# YOUR TASK
Using the listing below, copy every line that mentions "JSON".

# RECORDS FOR PROCESSING
# # # #

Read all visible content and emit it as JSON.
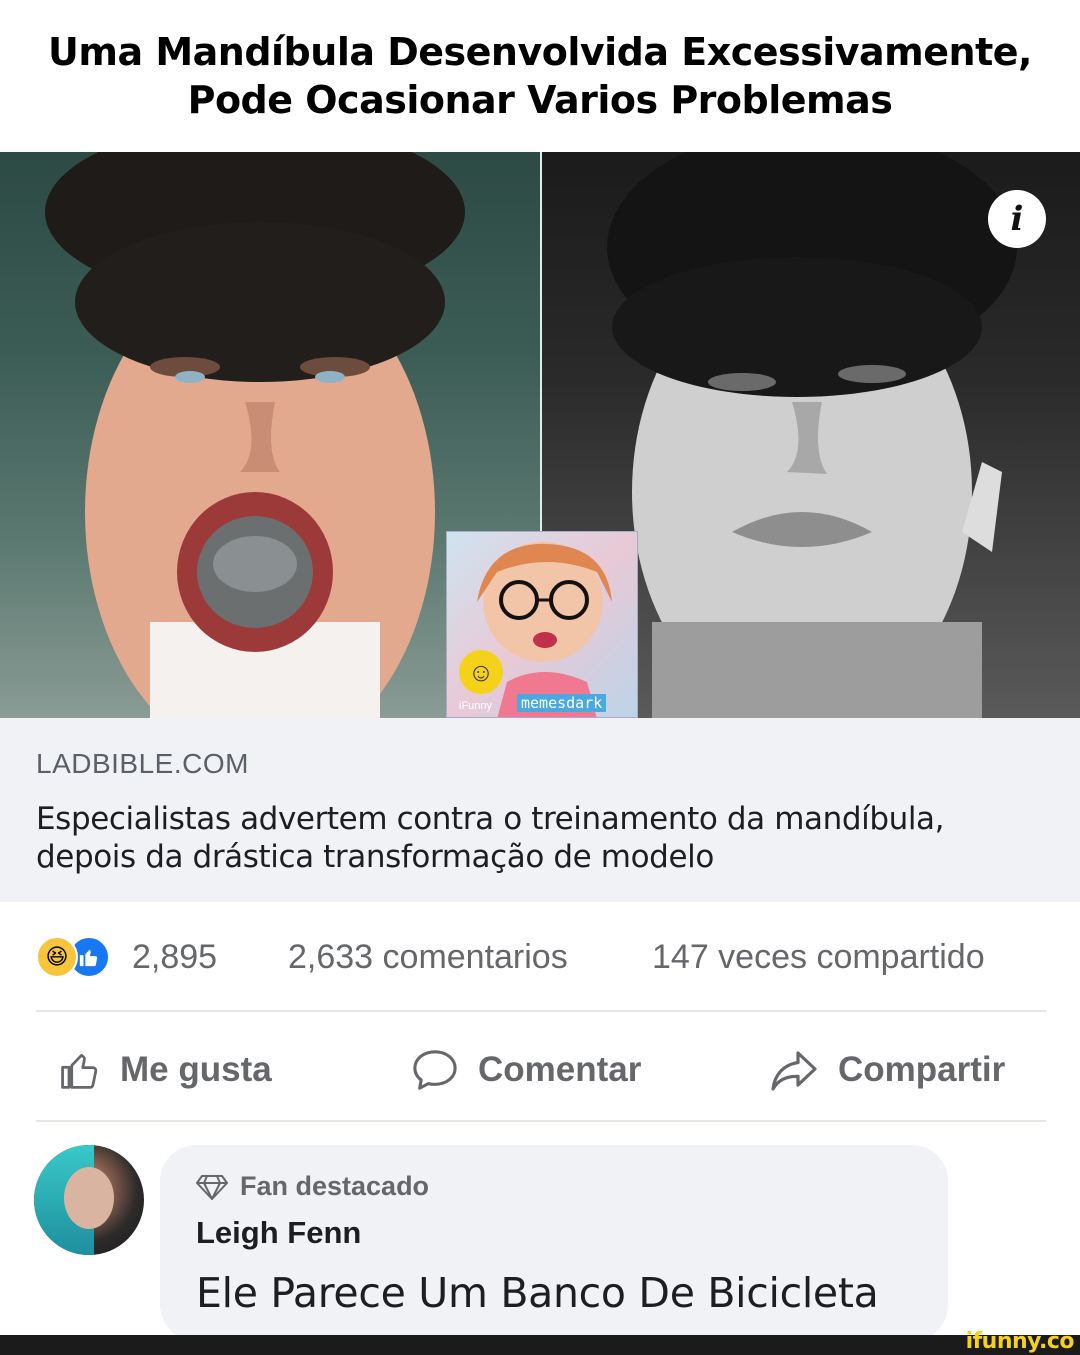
{
  "caption": {
    "line1": "Uma Mandíbula Desenvolvida Excessivamente,",
    "line2": "Pode Ocasionar Varios Problemas"
  },
  "image": {
    "info_icon": "info-icon",
    "watermark": {
      "source_small": "iFunny",
      "tag": "memesdark"
    }
  },
  "link_preview": {
    "domain": "LADBIBLE.COM",
    "title_line1": "Especialistas advertem contra o treinamento da mandíbula,",
    "title_line2": "depois da drástica transformação de modelo"
  },
  "stats": {
    "reactions_count": "2,895",
    "comments": "2,633 comentarios",
    "shares": "147 veces compartido",
    "reaction_icons": [
      "laugh-reaction-icon",
      "like-reaction-icon"
    ]
  },
  "actions": {
    "like_label": "Me gusta",
    "comment_label": "Comentar",
    "share_label": "Compartir"
  },
  "comment": {
    "badge": "Fan destacado",
    "author": "Leigh Fenn",
    "text": "Ele Parece Um Banco De Bicicleta"
  },
  "footer": {
    "logo": "ifunny.co"
  },
  "colors": {
    "facebook_blue": "#1877f2",
    "laugh_yellow": "#f7c53c",
    "card_gray": "#f0f2f5",
    "muted_text": "#65676b",
    "ifunny_yellow": "#f5d21a"
  }
}
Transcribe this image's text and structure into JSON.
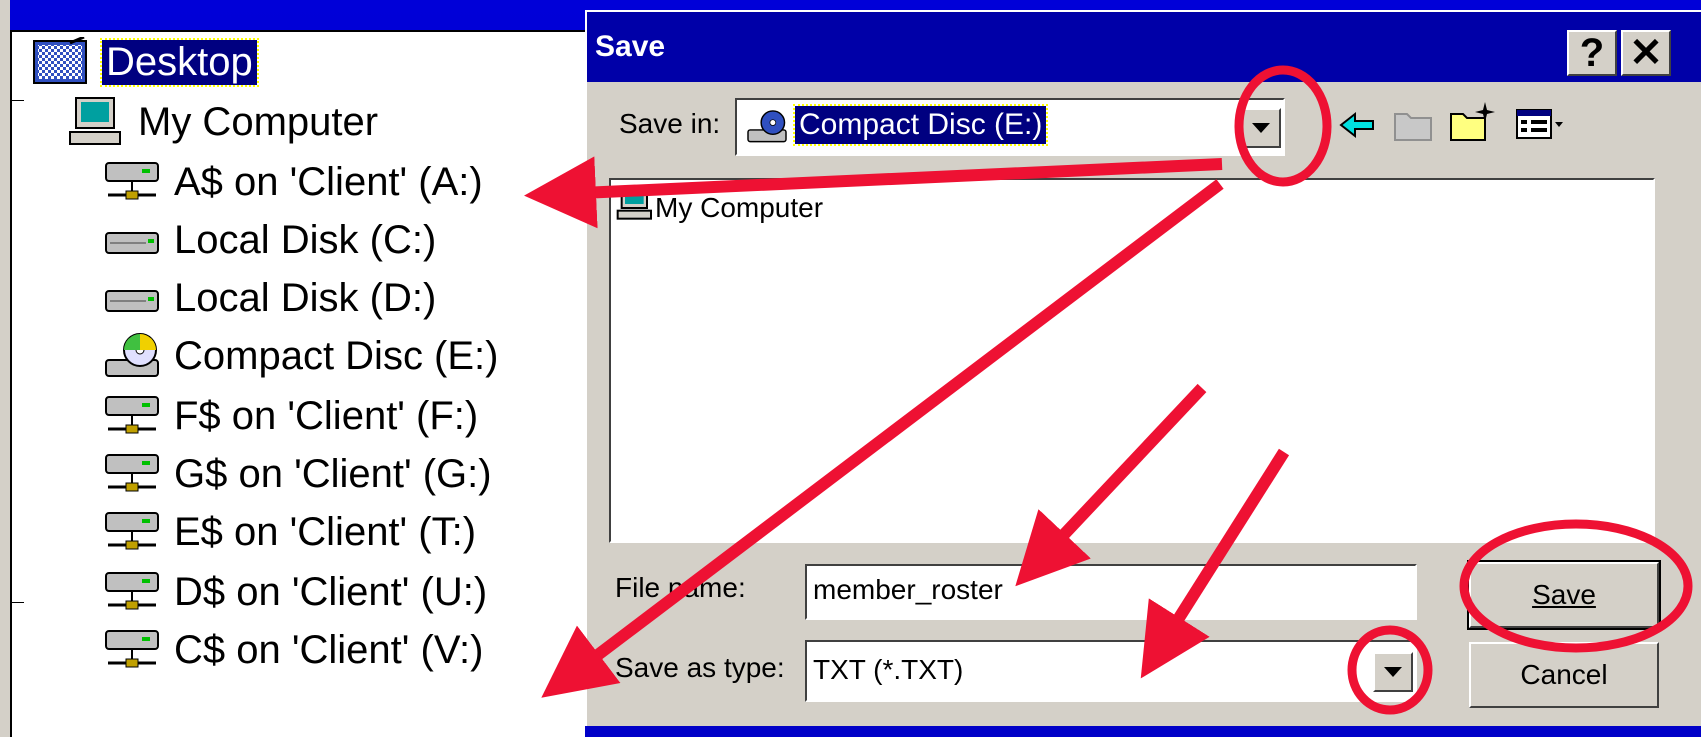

# # # #

# WRITTEN REPLY
Read all visible content and emit it as JSON.
Transcribe this image's text and structure into JSON.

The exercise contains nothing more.